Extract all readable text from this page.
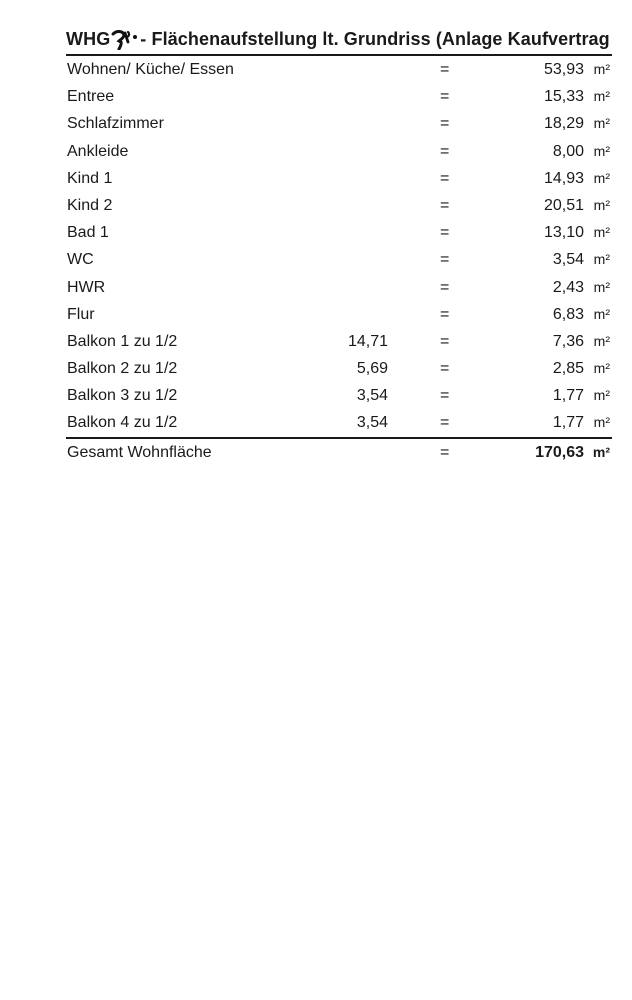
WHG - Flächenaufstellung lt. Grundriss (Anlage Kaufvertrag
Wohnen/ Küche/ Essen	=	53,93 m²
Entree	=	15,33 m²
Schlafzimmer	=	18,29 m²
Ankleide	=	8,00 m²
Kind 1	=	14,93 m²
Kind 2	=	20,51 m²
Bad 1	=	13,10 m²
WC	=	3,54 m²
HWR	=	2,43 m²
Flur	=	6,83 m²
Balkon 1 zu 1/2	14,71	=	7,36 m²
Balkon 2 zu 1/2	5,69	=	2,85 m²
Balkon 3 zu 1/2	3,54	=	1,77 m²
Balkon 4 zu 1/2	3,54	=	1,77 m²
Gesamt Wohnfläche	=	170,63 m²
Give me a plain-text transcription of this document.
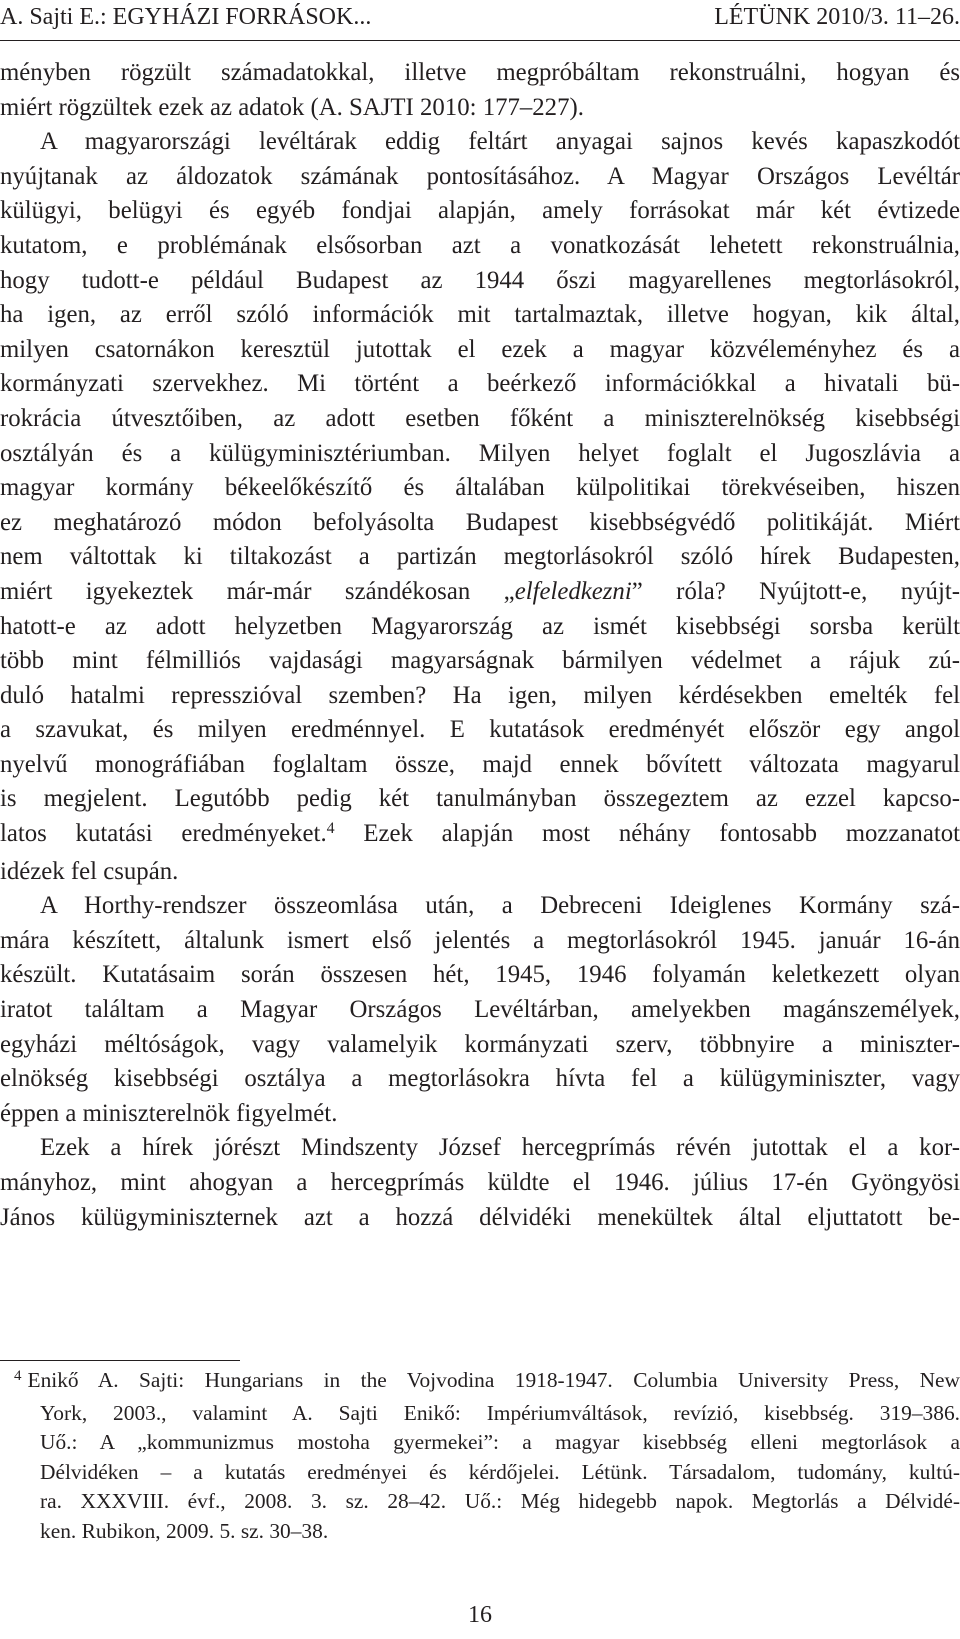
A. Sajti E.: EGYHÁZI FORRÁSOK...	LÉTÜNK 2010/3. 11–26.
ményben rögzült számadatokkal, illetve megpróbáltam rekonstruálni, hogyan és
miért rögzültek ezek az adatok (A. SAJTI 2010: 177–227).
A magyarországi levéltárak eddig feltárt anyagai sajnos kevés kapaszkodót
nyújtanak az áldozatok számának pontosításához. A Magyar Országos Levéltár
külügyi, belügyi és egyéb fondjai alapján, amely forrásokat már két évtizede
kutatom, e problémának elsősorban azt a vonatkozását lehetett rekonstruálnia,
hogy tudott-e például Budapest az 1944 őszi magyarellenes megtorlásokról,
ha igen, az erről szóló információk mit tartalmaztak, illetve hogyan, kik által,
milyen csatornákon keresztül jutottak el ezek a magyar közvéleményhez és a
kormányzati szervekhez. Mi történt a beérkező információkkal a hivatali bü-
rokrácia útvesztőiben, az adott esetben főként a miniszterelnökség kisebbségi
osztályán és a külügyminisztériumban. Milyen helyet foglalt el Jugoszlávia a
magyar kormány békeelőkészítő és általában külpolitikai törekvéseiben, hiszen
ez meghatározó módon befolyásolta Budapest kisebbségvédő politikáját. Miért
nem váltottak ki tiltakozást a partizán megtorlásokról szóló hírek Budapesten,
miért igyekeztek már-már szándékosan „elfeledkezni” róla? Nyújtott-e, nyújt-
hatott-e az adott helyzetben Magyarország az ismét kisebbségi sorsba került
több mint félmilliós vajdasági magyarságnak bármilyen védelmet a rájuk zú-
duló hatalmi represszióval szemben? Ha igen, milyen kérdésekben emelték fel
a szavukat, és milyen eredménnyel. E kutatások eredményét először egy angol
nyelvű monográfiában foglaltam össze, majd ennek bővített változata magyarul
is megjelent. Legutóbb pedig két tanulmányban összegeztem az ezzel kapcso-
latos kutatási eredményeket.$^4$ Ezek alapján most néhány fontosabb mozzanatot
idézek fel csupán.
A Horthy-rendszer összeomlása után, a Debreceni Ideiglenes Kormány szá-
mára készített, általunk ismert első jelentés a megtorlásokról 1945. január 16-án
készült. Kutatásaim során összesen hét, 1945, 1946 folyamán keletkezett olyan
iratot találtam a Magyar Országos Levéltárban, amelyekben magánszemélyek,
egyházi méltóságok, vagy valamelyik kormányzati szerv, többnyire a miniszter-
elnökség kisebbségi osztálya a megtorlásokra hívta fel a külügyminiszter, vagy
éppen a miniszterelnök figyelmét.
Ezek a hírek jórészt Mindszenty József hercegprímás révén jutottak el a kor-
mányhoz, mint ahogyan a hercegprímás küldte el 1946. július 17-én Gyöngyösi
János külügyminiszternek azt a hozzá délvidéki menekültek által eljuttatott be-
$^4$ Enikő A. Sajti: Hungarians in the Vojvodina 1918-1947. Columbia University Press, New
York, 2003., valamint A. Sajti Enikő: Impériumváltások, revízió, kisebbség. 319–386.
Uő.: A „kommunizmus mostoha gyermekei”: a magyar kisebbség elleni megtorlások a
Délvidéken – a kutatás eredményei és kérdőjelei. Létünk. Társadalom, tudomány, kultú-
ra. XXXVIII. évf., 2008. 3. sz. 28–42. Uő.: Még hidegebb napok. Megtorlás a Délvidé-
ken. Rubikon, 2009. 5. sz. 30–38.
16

PROBLEM REQUIREMENTS →
Copy the records exactly as they appear, excluding images.

RESULT →
Extract all readable text from this page.
WHG - Flächenaufstellung lt. Grundriss (Anlage Kaufvertrag
Wohnen/ Küche/ Essen	=	53,93 m²
Entree	=	15,33 m²
Schlafzimmer	=	18,29 m²
Ankleide	=	8,00 m²
Kind 1	=	14,93 m²
Kind 2	=	20,51 m²
Bad 1	=	13,10 m²
WC	=	3,54 m²
HWR	=	2,43 m²
Flur	=	6,83 m²
Balkon 1 zu 1/2	14,71	=	7,36 m²
Balkon 2 zu 1/2	5,69	=	2,85 m²
Balkon 3 zu 1/2	3,54	=	1,77 m²
Balkon 4 zu 1/2	3,54	=	1,77 m²
Gesamt Wohnfläche	=	170,63 m²
Give me a plain-text transcription of this document.
A. Sajti E.: EGYHÁZI FORRÁSOK...	LÉTÜNK 2010/3. 11–26.
ményben rögzült számadatokkal, illetve megpróbáltam rekonstruálni, hogyan és
miért rögzültek ezek az adatok (A. SAJTI 2010: 177–227).
A magyarországi levéltárak eddig feltárt anyagai sajnos kevés kapaszkodót
nyújtanak az áldozatok számának pontosításához. A Magyar Országos Levéltár
külügyi, belügyi és egyéb fondjai alapján, amely forrásokat már két évtizede
kutatom, e problémának elsősorban azt a vonatkozását lehetett rekonstruálnia,
hogy tudott-e például Budapest az 1944 őszi magyarellenes megtorlásokról,
ha igen, az erről szóló információk mit tartalmaztak, illetve hogyan, kik által,
milyen csatornákon keresztül jutottak el ezek a magyar közvéleményhez és a
kormányzati szervekhez. Mi történt a beérkező információkkal a hivatali bü-
rokrácia útvesztőiben, az adott esetben főként a miniszterelnökség kisebbségi
osztályán és a külügyminisztériumban. Milyen helyet foglalt el Jugoszlávia a
magyar kormány békeelőkészítő és általában külpolitikai törekvéseiben, hiszen
ez meghatározó módon befolyásolta Budapest kisebbségvédő politikáját. Miért
nem váltottak ki tiltakozást a partizán megtorlásokról szóló hírek Budapesten,
miért igyekeztek már-már szándékosan „elfeledkezni” róla? Nyújtott-e, nyújt-
hatott-e az adott helyzetben Magyarország az ismét kisebbségi sorsba került
több mint félmilliós vajdasági magyarságnak bármilyen védelmet a rájuk zú-
duló hatalmi represszióval szemben? Ha igen, milyen kérdésekben emelték fel
a szavukat, és milyen eredménnyel. E kutatások eredményét először egy angol
nyelvű monográfiában foglaltam össze, majd ennek bővített változata magyarul
is megjelent. Legutóbb pedig két tanulmányban összegeztem az ezzel kapcso-
latos kutatási eredményeket.$^4$ Ezek alapján most néhány fontosabb mozzanatot
idézek fel csupán.
A Horthy-rendszer összeomlása után, a Debreceni Ideiglenes Kormány szá-
mára készített, általunk ismert első jelentés a megtorlásokról 1945. január 16-án
készült. Kutatásaim során összesen hét, 1945, 1946 folyamán keletkezett olyan
iratot találtam a Magyar Országos Levéltárban, amelyekben magánszemélyek,
egyházi méltóságok, vagy valamelyik kormányzati szerv, többnyire a miniszter-
elnökség kisebbségi osztálya a megtorlásokra hívta fel a külügyminiszter, vagy
éppen a miniszterelnök figyelmét.
Ezek a hírek jórészt Mindszenty József hercegprímás révén jutottak el a kor-
mányhoz, mint ahogyan a hercegprímás küldte el 1946. július 17-én Gyöngyösi
János külügyminiszternek azt a hozzá délvidéki menekültek által eljuttatott be-
$^4$ Enikő A. Sajti: Hungarians in the Vojvodina 1918-1947. Columbia University Press, New
York, 2003., valamint A. Sajti Enikő: Impériumváltások, revízió, kisebbség. 319–386.
Uő.: A „kommunizmus mostoha gyermekei”: a magyar kisebbség elleni megtorlások a
Délvidéken – a kutatás eredményei és kérdőjelei. Létünk. Társadalom, tudomány, kultú-
ra. XXXVIII. évf., 2008. 3. sz. 28–42. Uő.: Még hidegebb napok. Megtorlás a Délvidé-
ken. Rubikon, 2009. 5. sz. 30–38.
16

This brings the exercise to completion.